▸ REQUIREMENT
Retype all of the data exactly as given.

Dataset entries:
--------------------

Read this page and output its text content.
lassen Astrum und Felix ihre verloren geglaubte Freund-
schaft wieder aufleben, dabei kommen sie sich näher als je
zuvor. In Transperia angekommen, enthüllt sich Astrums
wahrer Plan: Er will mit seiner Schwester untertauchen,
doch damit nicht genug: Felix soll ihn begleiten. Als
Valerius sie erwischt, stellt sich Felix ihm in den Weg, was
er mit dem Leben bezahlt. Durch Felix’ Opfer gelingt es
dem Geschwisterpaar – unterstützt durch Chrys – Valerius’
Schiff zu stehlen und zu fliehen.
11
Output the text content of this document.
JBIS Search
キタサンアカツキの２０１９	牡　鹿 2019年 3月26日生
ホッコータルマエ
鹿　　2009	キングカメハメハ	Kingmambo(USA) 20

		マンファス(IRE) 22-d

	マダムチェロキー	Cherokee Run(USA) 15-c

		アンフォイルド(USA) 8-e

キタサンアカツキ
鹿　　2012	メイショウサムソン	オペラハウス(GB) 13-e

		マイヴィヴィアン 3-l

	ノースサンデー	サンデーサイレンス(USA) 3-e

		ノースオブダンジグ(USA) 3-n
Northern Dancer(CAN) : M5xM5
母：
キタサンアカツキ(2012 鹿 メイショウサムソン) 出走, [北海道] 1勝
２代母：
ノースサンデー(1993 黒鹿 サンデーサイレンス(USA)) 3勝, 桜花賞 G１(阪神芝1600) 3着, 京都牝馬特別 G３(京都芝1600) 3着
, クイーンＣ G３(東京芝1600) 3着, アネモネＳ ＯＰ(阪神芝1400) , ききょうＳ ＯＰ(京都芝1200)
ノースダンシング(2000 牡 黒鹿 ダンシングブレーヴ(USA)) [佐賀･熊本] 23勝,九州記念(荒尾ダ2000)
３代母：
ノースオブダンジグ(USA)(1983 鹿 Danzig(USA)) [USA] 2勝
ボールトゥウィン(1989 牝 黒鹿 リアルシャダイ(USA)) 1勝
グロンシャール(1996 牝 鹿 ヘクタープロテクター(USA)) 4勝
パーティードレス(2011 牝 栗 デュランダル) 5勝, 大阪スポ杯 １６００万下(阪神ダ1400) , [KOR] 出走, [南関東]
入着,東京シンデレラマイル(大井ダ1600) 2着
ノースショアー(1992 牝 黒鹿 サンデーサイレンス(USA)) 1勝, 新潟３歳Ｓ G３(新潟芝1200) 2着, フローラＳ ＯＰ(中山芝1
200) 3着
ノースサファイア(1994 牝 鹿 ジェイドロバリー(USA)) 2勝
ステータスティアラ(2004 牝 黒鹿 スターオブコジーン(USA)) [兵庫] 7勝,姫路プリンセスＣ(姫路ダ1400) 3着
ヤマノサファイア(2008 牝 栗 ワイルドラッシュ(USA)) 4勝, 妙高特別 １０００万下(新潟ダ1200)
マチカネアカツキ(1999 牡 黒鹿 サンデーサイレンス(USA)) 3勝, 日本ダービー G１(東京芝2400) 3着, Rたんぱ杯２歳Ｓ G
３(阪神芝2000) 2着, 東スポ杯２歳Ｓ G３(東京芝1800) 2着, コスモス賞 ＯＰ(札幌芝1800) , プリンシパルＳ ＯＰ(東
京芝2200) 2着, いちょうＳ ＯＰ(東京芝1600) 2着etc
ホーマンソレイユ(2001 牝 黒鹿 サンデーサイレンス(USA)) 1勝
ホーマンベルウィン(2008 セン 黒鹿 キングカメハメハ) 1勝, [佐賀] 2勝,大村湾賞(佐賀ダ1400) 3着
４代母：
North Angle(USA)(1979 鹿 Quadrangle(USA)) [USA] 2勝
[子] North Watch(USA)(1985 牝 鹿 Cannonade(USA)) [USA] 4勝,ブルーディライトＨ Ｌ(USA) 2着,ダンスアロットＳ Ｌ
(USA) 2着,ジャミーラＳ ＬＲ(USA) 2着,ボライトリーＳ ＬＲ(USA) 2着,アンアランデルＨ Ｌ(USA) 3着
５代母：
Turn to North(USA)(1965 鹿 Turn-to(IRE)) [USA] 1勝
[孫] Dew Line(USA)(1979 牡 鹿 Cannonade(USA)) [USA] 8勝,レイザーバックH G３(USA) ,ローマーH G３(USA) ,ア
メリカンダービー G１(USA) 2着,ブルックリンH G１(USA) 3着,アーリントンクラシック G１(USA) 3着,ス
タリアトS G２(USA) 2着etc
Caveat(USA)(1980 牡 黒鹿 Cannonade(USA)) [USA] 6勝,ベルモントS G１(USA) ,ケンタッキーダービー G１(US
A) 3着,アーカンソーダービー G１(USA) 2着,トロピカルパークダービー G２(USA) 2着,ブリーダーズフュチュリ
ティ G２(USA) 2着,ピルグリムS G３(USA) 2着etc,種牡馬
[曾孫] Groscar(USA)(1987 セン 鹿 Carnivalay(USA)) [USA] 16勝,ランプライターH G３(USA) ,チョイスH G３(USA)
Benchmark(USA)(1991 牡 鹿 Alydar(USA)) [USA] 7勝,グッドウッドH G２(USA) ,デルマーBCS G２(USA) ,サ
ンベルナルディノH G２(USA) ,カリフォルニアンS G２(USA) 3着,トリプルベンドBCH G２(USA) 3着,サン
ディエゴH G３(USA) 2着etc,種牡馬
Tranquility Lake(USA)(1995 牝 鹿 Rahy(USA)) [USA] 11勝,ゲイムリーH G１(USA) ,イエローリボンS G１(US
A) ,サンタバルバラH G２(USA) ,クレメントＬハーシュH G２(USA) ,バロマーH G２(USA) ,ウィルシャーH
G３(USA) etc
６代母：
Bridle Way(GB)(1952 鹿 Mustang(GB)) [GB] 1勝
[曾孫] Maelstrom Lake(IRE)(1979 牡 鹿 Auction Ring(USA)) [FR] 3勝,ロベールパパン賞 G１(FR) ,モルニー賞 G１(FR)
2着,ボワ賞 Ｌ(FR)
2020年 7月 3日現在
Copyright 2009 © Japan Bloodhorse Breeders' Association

--------------------

▸ ANSWER BELOW
Read this page and output its text content.
lassen Astrum und Felix ihre verloren geglaubte Freund-
schaft wieder aufleben, dabei kommen sie sich näher als je
zuvor. In Transperia angekommen, enthüllt sich Astrums
wahrer Plan: Er will mit seiner Schwester untertauchen,
doch damit nicht genug: Felix soll ihn begleiten. Als
Valerius sie erwischt, stellt sich Felix ihm in den Weg, was
er mit dem Leben bezahlt. Durch Felix’ Opfer gelingt es
dem Geschwisterpaar – unterstützt durch Chrys – Valerius’
Schiff zu stehlen und zu fliehen.
11
Output the text content of this document.
JBIS Search
キタサンアカツキの２０１９	牡　鹿 2019年 3月26日生
ホッコータルマエ
鹿　　2009	キングカメハメハ	Kingmambo(USA) 20

		マンファス(IRE) 22-d

	マダムチェロキー	Cherokee Run(USA) 15-c

		アンフォイルド(USA) 8-e

キタサンアカツキ
鹿　　2012	メイショウサムソン	オペラハウス(GB) 13-e

		マイヴィヴィアン 3-l

	ノースサンデー	サンデーサイレンス(USA) 3-e

		ノースオブダンジグ(USA) 3-n
Northern Dancer(CAN) : M5xM5
母：
キタサンアカツキ(2012 鹿 メイショウサムソン) 出走, [北海道] 1勝
２代母：
ノースサンデー(1993 黒鹿 サンデーサイレンス(USA)) 3勝, 桜花賞 G１(阪神芝1600) 3着, 京都牝馬特別 G３(京都芝1600) 3着
, クイーンＣ G３(東京芝1600) 3着, アネモネＳ ＯＰ(阪神芝1400) , ききょうＳ ＯＰ(京都芝1200)
ノースダンシング(2000 牡 黒鹿 ダンシングブレーヴ(USA)) [佐賀･熊本] 23勝,九州記念(荒尾ダ2000)
３代母：
ノースオブダンジグ(USA)(1983 鹿 Danzig(USA)) [USA] 2勝
ボールトゥウィン(1989 牝 黒鹿 リアルシャダイ(USA)) 1勝
グロンシャール(1996 牝 鹿 ヘクタープロテクター(USA)) 4勝
パーティードレス(2011 牝 栗 デュランダル) 5勝, 大阪スポ杯 １６００万下(阪神ダ1400) , [KOR] 出走, [南関東]
入着,東京シンデレラマイル(大井ダ1600) 2着
ノースショアー(1992 牝 黒鹿 サンデーサイレンス(USA)) 1勝, 新潟３歳Ｓ G３(新潟芝1200) 2着, フローラＳ ＯＰ(中山芝1
200) 3着
ノースサファイア(1994 牝 鹿 ジェイドロバリー(USA)) 2勝
ステータスティアラ(2004 牝 黒鹿 スターオブコジーン(USA)) [兵庫] 7勝,姫路プリンセスＣ(姫路ダ1400) 3着
ヤマノサファイア(2008 牝 栗 ワイルドラッシュ(USA)) 4勝, 妙高特別 １０００万下(新潟ダ1200)
マチカネアカツキ(1999 牡 黒鹿 サンデーサイレンス(USA)) 3勝, 日本ダービー G１(東京芝2400) 3着, Rたんぱ杯２歳Ｓ G
３(阪神芝2000) 2着, 東スポ杯２歳Ｓ G３(東京芝1800) 2着, コスモス賞 ＯＰ(札幌芝1800) , プリンシパルＳ ＯＰ(東
京芝2200) 2着, いちょうＳ ＯＰ(東京芝1600) 2着etc
ホーマンソレイユ(2001 牝 黒鹿 サンデーサイレンス(USA)) 1勝
ホーマンベルウィン(2008 セン 黒鹿 キングカメハメハ) 1勝, [佐賀] 2勝,大村湾賞(佐賀ダ1400) 3着
４代母：
North Angle(USA)(1979 鹿 Quadrangle(USA)) [USA] 2勝
[子] North Watch(USA)(1985 牝 鹿 Cannonade(USA)) [USA] 4勝,ブルーディライトＨ Ｌ(USA) 2着,ダンスアロットＳ Ｌ
(USA) 2着,ジャミーラＳ ＬＲ(USA) 2着,ボライトリーＳ ＬＲ(USA) 2着,アンアランデルＨ Ｌ(USA) 3着
５代母：
Turn to North(USA)(1965 鹿 Turn-to(IRE)) [USA] 1勝
[孫] Dew Line(USA)(1979 牡 鹿 Cannonade(USA)) [USA] 8勝,レイザーバックH G３(USA) ,ローマーH G３(USA) ,ア
メリカンダービー G１(USA) 2着,ブルックリンH G１(USA) 3着,アーリントンクラシック G１(USA) 3着,ス
タリアトS G２(USA) 2着etc
Caveat(USA)(1980 牡 黒鹿 Cannonade(USA)) [USA] 6勝,ベルモントS G１(USA) ,ケンタッキーダービー G１(US
A) 3着,アーカンソーダービー G１(USA) 2着,トロピカルパークダービー G２(USA) 2着,ブリーダーズフュチュリ
ティ G２(USA) 2着,ピルグリムS G３(USA) 2着etc,種牡馬
[曾孫] Groscar(USA)(1987 セン 鹿 Carnivalay(USA)) [USA] 16勝,ランプライターH G３(USA) ,チョイスH G３(USA)
Benchmark(USA)(1991 牡 鹿 Alydar(USA)) [USA] 7勝,グッドウッドH G２(USA) ,デルマーBCS G２(USA) ,サ
ンベルナルディノH G２(USA) ,カリフォルニアンS G２(USA) 3着,トリプルベンドBCH G２(USA) 3着,サン
ディエゴH G３(USA) 2着etc,種牡馬
Tranquility Lake(USA)(1995 牝 鹿 Rahy(USA)) [USA] 11勝,ゲイムリーH G１(USA) ,イエローリボンS G１(US
A) ,サンタバルバラH G２(USA) ,クレメントＬハーシュH G２(USA) ,バロマーH G２(USA) ,ウィルシャーH
G３(USA) etc
６代母：
Bridle Way(GB)(1952 鹿 Mustang(GB)) [GB] 1勝
[曾孫] Maelstrom Lake(IRE)(1979 牡 鹿 Auction Ring(USA)) [FR] 3勝,ロベールパパン賞 G１(FR) ,モルニー賞 G１(FR)
2着,ボワ賞 Ｌ(FR)
2020年 7月 3日現在
Copyright 2009 © Japan Bloodhorse Breeders' Association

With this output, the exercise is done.